Start of Data provided

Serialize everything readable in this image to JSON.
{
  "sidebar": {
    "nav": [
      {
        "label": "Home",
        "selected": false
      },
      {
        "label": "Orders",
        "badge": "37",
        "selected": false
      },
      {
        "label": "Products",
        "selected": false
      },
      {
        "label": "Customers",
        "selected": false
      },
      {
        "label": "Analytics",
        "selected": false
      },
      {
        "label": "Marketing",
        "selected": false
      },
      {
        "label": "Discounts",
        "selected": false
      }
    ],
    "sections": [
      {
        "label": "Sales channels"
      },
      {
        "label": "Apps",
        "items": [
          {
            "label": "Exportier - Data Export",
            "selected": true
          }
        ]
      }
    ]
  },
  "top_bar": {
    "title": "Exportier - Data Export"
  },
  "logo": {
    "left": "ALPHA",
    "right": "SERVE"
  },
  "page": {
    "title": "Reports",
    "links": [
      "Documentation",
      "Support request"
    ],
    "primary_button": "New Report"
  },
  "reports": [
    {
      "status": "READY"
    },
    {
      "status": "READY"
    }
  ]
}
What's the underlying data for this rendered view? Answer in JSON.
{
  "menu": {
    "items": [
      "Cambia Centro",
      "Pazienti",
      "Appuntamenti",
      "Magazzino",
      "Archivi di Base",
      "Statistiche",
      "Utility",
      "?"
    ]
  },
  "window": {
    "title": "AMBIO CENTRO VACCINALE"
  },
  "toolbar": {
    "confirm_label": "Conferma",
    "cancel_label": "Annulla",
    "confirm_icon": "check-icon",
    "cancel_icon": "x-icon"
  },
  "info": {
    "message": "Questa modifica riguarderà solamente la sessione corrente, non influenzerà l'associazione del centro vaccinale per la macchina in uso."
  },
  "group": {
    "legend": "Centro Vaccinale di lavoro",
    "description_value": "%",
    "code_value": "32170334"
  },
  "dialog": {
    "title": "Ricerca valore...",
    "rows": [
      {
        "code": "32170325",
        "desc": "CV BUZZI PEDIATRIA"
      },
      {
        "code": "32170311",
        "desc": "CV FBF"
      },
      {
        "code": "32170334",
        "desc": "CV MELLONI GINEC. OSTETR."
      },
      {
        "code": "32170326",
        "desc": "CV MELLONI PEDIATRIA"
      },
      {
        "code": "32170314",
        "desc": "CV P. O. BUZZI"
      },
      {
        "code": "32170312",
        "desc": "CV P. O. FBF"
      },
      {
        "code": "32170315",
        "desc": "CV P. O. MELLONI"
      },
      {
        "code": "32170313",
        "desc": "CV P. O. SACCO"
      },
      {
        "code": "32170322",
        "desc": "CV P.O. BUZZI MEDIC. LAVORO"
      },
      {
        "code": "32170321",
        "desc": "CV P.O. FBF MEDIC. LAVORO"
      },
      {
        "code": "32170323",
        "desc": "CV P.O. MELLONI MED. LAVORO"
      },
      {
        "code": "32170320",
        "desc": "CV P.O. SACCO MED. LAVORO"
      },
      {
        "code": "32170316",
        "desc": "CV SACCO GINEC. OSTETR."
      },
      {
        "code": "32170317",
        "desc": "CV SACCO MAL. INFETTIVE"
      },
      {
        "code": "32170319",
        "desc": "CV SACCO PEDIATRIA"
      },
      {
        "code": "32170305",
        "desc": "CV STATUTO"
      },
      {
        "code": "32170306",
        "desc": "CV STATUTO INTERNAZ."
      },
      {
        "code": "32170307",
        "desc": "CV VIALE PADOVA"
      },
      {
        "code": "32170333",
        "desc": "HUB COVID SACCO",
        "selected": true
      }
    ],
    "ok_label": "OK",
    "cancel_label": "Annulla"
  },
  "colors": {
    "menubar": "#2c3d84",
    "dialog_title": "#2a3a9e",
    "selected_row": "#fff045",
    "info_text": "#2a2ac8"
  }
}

End of Data provided

Aim of the exercise
Please restate the whole listing word for word.

Task answer
Serialize everything readable in this image to JSON.
{
  "sidebar": {
    "nav": [
      {
        "label": "Home",
        "selected": false
      },
      {
        "label": "Orders",
        "badge": "37",
        "selected": false
      },
      {
        "label": "Products",
        "selected": false
      },
      {
        "label": "Customers",
        "selected": false
      },
      {
        "label": "Analytics",
        "selected": false
      },
      {
        "label": "Marketing",
        "selected": false
      },
      {
        "label": "Discounts",
        "selected": false
      }
    ],
    "sections": [
      {
        "label": "Sales channels"
      },
      {
        "label": "Apps",
        "items": [
          {
            "label": "Exportier - Data Export",
            "selected": true
          }
        ]
      }
    ]
  },
  "top_bar": {
    "title": "Exportier - Data Export"
  },
  "logo": {
    "left": "ALPHA",
    "right": "SERVE"
  },
  "page": {
    "title": "Reports",
    "links": [
      "Documentation",
      "Support request"
    ],
    "primary_button": "New Report"
  },
  "reports": [
    {
      "status": "READY"
    },
    {
      "status": "READY"
    }
  ]
}
What's the underlying data for this rendered view? Answer in JSON.
{
  "menu": {
    "items": [
      "Cambia Centro",
      "Pazienti",
      "Appuntamenti",
      "Magazzino",
      "Archivi di Base",
      "Statistiche",
      "Utility",
      "?"
    ]
  },
  "window": {
    "title": "AMBIO CENTRO VACCINALE"
  },
  "toolbar": {
    "confirm_label": "Conferma",
    "cancel_label": "Annulla",
    "confirm_icon": "check-icon",
    "cancel_icon": "x-icon"
  },
  "info": {
    "message": "Questa modifica riguarderà solamente la sessione corrente, non influenzerà l'associazione del centro vaccinale per la macchina in uso."
  },
  "group": {
    "legend": "Centro Vaccinale di lavoro",
    "description_value": "%",
    "code_value": "32170334"
  },
  "dialog": {
    "title": "Ricerca valore...",
    "rows": [
      {
        "code": "32170325",
        "desc": "CV BUZZI PEDIATRIA"
      },
      {
        "code": "32170311",
        "desc": "CV FBF"
      },
      {
        "code": "32170334",
        "desc": "CV MELLONI GINEC. OSTETR."
      },
      {
        "code": "32170326",
        "desc": "CV MELLONI PEDIATRIA"
      },
      {
        "code": "32170314",
        "desc": "CV P. O. BUZZI"
      },
      {
        "code": "32170312",
        "desc": "CV P. O. FBF"
      },
      {
        "code": "32170315",
        "desc": "CV P. O. MELLONI"
      },
      {
        "code": "32170313",
        "desc": "CV P. O. SACCO"
      },
      {
        "code": "32170322",
        "desc": "CV P.O. BUZZI MEDIC. LAVORO"
      },
      {
        "code": "32170321",
        "desc": "CV P.O. FBF MEDIC. LAVORO"
      },
      {
        "code": "32170323",
        "desc": "CV P.O. MELLONI MED. LAVORO"
      },
      {
        "code": "32170320",
        "desc": "CV P.O. SACCO MED. LAVORO"
      },
      {
        "code": "32170316",
        "desc": "CV SACCO GINEC. OSTETR."
      },
      {
        "code": "32170317",
        "desc": "CV SACCO MAL. INFETTIVE"
      },
      {
        "code": "32170319",
        "desc": "CV SACCO PEDIATRIA"
      },
      {
        "code": "32170305",
        "desc": "CV STATUTO"
      },
      {
        "code": "32170306",
        "desc": "CV STATUTO INTERNAZ."
      },
      {
        "code": "32170307",
        "desc": "CV VIALE PADOVA"
      },
      {
        "code": "32170333",
        "desc": "HUB COVID SACCO",
        "selected": true
      }
    ],
    "ok_label": "OK",
    "cancel_label": "Annulla"
  },
  "colors": {
    "menubar": "#2c3d84",
    "dialog_title": "#2a3a9e",
    "selected_row": "#fff045",
    "info_text": "#2a2ac8"
  }
}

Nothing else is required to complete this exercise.